◆ **PARTIES DE L'EXERCICE**
a) Répondez aux questions suivantes d'après le portrait de Serge Pak :
(i) Dans quelle ville Serge Pak est-il né ?
(ii) Dans quel État américain a-t-il étudié pendant deux ans ?
(iii) Comment s'appelle son entreprise d'agro-alimentaire en France ?
b) Recopiez, s'il vous plaît, le passage du portrait de Serge Pak compris entre « Je suis revenu » et « mais aussi locaux. », ces deux bornes incluses.

◆ **TEXTE À ANALYSER**
——————

Portrait flash : Serge Pak, notre entreprise doit s’inscrire dans un projet sociétal

Serge Pak, est né au Cambodge, puis a pu partir avant la guerre. Il est revenu s’installer dans le royaume avec sa famille il y a à peine deux ans.  Pour Cambodge Mag, l’élégant Franco-khmer, passionné de tennis, explique l’essentiel de son parcours.

Serge Pak
Serge Pak

Q : Pouvez-vous vous présenter en quelques mots ?

Je m’appelle Serge Pak , je suis franco-khmer, je suis né à Pailin.  Ma famille a quitté le Cambodge peu avant la guerre en 1975, j’ai vécu quelques temps au Laos, puis en Thaïlande avant d’atterrir en France à l’âge de sept ans. J’ai commencé ma scolarité en France à partir du CP, à Paris.

Q : Dans quelles circonstances avez-vous appris le Français ?

J’ai appris le français lors de mon arrivée en France, j’ai du m’adapter à un nouveau pays, un nouvel environnement, une nouvelle langue. L’adaptation a été relativement facile car j’étais jeune, j’allais à l’école. Mais cela a été beaucoup plus compliqué pour mes parents qui passaient leur temps à travailler et donc n’avaient pas le temps d’étudier. Ils parlaient pas un mot de français au début. J’ai donc poursuivi mes études en France, j’ai préparé une école d’ingénieur à Paris, l’ESCOM. Après ça j’ai obtenu une bourse pour pouvoir étudier aux Etats-Unis, dans le Wisconsin, où j’ai passé deux ans dans une université.

Q : L’adaptation à ces différents pays n’a pas été trop difficile ?

Je me suis habitué à changer de pays donc au fil du temps l’adaptation est devenu plus simple, c’est sûr que ce n’est jamais facile, mais on s’y habitue. J’ai aussi habité deux ans en Grèce, où j’ai monté une entreprise de cuisine centrale.

Q : Après vos études, aviez-vous pour projet de rester travailler en France ?

En fait je suis arrivé au Cambodge pour m’y installer il y a seulement deux ans. Avant cela j’étais en France, où je possède une entreprise d’agro-alimentaire qui fonctionne toujours d’ailleurs. C’est une usine de fabrication de produits Asiatiques qui s’appelle Asia Central Food et qui se trouve dans le Var.

Q : Pourquoi êtes-vous revenu au Cambodge ?

Je suis revenu avec mon épouse et mes enfants en juillet 2016, pour une opportunité professionnelle qui s’est présentée. Par la même occasion cela me plait de contribuer à l’essor du pays. J’ai donc monté une usine de fabrication de parpaing de standard France, nous sommes en partenariat avec plusieurs fabricants de machine en France mais aussi locaux.

——————

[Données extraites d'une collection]

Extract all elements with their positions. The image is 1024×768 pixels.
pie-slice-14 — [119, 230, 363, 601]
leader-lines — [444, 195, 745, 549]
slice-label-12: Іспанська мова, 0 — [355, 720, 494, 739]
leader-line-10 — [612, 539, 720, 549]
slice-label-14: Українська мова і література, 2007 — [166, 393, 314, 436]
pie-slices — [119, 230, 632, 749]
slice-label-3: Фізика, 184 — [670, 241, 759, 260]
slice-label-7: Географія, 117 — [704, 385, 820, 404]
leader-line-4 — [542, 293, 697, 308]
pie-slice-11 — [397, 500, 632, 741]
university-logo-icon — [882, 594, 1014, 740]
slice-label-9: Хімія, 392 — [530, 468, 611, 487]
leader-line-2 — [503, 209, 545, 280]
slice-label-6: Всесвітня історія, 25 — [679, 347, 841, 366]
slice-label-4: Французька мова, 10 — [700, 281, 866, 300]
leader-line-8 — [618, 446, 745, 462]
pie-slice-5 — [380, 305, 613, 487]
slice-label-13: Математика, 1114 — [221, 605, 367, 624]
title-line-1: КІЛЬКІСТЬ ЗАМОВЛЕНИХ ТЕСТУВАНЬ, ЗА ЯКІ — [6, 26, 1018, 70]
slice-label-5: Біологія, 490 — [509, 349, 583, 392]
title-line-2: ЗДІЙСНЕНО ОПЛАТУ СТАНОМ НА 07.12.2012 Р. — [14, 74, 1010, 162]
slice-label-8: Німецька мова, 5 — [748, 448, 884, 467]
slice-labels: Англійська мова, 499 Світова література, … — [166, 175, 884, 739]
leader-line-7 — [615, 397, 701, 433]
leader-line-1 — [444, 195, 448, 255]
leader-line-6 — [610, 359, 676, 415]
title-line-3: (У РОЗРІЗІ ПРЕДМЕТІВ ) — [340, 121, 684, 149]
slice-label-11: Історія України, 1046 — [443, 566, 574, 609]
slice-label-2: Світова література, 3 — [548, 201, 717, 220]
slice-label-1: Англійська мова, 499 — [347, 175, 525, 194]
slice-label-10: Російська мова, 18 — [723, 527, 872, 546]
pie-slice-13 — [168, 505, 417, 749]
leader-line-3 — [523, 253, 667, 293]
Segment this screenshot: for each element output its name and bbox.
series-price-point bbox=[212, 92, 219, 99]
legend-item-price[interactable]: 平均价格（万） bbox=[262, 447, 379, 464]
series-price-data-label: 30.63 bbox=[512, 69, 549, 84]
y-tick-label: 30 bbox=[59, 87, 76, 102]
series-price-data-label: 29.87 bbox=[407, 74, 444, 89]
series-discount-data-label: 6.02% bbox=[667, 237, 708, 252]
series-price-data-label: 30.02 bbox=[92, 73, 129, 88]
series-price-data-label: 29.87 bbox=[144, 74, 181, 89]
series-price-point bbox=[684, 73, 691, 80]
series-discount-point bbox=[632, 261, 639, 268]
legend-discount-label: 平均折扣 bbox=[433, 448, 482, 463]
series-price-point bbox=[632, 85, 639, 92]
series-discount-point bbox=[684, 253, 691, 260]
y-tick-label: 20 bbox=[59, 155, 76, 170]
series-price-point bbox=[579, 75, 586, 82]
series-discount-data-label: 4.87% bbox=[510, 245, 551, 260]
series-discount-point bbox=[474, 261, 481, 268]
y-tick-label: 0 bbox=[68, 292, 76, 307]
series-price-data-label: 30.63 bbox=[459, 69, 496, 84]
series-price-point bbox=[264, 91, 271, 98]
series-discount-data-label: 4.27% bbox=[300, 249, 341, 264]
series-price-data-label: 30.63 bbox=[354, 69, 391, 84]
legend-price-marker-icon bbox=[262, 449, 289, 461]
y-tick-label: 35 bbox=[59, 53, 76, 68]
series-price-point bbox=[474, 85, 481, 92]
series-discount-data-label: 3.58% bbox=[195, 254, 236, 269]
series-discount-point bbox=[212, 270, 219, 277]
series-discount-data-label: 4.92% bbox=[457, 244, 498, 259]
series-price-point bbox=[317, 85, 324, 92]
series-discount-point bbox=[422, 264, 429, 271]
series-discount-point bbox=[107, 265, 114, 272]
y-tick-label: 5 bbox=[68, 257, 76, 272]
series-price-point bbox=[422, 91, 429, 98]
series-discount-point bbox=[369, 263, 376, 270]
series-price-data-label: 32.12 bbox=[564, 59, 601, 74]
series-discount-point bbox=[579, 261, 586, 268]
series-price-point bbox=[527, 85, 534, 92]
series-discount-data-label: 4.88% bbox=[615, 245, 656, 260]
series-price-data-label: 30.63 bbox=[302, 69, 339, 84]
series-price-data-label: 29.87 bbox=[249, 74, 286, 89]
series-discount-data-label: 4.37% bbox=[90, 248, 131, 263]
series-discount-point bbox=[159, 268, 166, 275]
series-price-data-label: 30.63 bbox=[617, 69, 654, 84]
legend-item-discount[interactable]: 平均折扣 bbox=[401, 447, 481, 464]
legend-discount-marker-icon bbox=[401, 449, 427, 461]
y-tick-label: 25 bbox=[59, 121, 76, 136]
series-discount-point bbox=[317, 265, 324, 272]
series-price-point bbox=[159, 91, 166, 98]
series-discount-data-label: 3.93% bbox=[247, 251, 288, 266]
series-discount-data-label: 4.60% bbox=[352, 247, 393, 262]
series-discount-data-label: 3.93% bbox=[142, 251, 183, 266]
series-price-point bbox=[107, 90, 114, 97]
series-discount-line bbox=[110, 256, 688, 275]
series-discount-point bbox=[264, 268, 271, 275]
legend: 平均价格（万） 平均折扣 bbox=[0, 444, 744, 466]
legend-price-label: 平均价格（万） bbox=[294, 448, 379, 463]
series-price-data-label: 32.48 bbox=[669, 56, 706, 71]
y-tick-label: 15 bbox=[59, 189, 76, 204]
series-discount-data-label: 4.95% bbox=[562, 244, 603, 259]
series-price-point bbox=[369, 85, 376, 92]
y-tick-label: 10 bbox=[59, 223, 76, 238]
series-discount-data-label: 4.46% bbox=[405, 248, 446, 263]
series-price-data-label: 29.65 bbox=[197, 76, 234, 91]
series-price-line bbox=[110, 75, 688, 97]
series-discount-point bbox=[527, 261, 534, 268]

——————

◆ **CORRIGÉ PAR TÂCHE**
a)
(i) À Pailin.
(ii) Dans le Wisconsin.
(iii) Asia Central Food.

b)
Je suis revenu avec mon épouse et mes enfants en juillet 2016, pour une opportunité professionnelle qui s’est présentée. Par la même occasion cela me plait de contribuer à l’essor du pays. J’ai donc monté une usine de fabrication de parpaing de standard France, nous sommes en partenariat avec plusieurs fabricants de machine en France mais aussi locaux.